**Written task**. Scan the following material for the string "under" and copy each line in which it appears.
# Start of Material for this task
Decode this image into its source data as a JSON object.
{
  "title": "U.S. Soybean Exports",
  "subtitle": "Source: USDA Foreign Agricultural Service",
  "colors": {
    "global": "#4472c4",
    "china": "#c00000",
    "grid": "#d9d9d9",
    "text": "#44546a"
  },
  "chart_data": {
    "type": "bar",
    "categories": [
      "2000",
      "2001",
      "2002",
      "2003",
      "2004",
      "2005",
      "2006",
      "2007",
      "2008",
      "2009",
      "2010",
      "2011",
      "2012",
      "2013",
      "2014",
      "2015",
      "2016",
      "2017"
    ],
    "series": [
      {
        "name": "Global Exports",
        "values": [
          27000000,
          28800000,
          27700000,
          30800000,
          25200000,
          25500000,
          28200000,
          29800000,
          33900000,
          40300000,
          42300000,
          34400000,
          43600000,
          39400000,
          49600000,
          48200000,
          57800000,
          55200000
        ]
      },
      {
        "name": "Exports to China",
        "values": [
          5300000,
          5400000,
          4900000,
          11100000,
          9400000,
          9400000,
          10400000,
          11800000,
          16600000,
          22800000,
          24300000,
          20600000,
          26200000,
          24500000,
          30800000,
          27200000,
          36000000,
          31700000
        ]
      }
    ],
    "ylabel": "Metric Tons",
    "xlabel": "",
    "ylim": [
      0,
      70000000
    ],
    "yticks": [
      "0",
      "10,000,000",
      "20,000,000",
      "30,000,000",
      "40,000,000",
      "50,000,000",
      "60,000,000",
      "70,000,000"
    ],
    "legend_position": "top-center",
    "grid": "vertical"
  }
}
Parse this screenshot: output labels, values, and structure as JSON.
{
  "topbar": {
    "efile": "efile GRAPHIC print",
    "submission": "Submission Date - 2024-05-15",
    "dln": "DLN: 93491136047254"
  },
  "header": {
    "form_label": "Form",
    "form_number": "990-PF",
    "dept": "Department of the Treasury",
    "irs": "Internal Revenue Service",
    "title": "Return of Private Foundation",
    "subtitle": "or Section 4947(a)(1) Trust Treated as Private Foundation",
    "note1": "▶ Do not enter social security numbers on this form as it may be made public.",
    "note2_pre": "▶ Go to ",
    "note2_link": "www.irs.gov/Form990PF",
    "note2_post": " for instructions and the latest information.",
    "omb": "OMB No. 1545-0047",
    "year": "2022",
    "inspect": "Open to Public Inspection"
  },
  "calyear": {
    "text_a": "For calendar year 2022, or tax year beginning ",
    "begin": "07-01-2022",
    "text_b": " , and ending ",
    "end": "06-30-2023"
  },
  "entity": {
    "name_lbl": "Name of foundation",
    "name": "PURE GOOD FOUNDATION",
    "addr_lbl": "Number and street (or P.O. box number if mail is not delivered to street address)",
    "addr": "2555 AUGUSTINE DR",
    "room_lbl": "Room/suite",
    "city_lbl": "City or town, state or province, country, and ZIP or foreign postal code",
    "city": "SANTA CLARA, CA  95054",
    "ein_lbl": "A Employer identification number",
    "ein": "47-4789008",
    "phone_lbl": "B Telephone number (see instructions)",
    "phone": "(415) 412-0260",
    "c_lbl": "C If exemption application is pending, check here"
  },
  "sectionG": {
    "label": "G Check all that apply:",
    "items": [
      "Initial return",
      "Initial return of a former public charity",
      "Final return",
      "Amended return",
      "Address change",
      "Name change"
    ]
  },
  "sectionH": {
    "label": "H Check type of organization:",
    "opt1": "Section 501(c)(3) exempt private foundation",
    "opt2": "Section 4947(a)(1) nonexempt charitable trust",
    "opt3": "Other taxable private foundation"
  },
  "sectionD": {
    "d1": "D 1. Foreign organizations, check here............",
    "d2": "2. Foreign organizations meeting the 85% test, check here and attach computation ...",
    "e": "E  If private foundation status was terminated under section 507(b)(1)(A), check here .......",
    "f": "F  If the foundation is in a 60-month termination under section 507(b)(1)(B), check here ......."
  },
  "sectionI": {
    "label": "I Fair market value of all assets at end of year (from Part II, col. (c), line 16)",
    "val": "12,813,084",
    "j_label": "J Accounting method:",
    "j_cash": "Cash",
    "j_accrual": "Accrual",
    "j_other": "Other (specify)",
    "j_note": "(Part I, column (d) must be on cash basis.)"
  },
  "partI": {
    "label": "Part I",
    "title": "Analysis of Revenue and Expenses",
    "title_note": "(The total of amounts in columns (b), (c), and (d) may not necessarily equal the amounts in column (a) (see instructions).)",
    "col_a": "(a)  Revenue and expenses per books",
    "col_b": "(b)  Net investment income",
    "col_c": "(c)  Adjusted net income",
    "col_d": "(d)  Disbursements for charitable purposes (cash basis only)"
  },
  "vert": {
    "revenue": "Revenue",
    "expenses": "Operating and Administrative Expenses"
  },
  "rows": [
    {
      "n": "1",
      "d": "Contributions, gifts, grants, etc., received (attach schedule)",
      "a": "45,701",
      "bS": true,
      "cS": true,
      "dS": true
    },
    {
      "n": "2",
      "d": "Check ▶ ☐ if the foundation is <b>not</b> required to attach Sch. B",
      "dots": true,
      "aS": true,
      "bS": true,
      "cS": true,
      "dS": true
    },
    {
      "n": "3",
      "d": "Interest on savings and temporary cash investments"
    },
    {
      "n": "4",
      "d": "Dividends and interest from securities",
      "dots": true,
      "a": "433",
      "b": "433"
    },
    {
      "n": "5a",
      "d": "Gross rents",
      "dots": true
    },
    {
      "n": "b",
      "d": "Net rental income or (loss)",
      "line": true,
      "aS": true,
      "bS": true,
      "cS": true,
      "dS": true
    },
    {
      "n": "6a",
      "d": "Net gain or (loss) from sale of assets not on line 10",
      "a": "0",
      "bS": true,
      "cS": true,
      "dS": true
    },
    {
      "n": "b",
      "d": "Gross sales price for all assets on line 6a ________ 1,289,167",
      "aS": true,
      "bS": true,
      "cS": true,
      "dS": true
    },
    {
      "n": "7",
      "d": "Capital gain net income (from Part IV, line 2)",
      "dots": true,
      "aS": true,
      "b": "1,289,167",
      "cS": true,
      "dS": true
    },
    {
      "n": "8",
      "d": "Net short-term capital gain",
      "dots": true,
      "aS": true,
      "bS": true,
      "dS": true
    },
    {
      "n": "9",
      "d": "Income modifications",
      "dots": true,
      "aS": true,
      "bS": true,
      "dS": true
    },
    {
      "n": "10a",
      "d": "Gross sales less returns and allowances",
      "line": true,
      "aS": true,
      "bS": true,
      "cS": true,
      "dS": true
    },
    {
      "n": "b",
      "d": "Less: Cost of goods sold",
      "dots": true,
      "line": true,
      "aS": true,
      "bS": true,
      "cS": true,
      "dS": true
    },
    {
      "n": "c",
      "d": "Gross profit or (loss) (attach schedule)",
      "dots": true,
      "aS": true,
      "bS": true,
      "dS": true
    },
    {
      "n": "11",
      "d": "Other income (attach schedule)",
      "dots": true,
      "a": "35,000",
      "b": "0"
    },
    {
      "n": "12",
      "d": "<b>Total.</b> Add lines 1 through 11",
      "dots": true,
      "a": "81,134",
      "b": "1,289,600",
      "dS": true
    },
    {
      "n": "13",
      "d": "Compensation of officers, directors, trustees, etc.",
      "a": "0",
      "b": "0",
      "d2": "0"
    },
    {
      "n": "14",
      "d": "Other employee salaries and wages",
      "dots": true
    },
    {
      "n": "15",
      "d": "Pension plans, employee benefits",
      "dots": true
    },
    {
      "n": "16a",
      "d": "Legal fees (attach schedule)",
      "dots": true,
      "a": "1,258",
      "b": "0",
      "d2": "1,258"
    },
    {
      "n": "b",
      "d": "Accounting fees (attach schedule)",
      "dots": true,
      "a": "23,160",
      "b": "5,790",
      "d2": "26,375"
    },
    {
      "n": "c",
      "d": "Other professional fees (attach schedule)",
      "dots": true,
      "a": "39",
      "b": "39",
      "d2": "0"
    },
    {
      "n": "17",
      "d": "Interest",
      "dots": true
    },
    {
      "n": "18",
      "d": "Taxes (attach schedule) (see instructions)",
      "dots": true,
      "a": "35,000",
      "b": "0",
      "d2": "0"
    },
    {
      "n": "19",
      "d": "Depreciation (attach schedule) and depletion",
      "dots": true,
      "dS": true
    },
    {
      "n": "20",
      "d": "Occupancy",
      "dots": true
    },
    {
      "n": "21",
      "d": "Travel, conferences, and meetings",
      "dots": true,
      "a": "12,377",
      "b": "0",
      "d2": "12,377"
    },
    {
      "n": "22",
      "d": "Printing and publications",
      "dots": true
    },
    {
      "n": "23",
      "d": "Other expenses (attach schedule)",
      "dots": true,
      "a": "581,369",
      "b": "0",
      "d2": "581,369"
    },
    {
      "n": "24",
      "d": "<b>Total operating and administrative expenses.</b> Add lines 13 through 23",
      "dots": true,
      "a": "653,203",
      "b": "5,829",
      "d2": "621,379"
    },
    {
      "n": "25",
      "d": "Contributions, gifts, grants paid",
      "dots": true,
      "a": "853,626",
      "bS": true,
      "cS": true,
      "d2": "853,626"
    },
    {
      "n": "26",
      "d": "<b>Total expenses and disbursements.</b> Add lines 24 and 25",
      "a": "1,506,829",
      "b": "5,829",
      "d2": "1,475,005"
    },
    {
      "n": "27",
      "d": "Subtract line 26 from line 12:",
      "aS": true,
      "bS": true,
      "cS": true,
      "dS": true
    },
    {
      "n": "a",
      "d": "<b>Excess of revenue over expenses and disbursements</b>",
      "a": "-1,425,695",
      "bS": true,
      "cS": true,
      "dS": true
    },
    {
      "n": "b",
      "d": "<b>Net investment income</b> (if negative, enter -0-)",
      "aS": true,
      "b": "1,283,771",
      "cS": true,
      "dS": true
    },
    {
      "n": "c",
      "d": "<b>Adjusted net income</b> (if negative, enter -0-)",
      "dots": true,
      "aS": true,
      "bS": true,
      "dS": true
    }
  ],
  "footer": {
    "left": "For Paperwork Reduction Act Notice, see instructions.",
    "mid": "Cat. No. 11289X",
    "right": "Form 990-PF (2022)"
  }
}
# End of Material for this task
**Full solution**.
    "e": "E  If private foundation status was terminated under section 507(b)(1)(A), check here .......",
    "f": "F  If the foundation is in a 60-month termination under section 507(b)(1)(B), check here ......."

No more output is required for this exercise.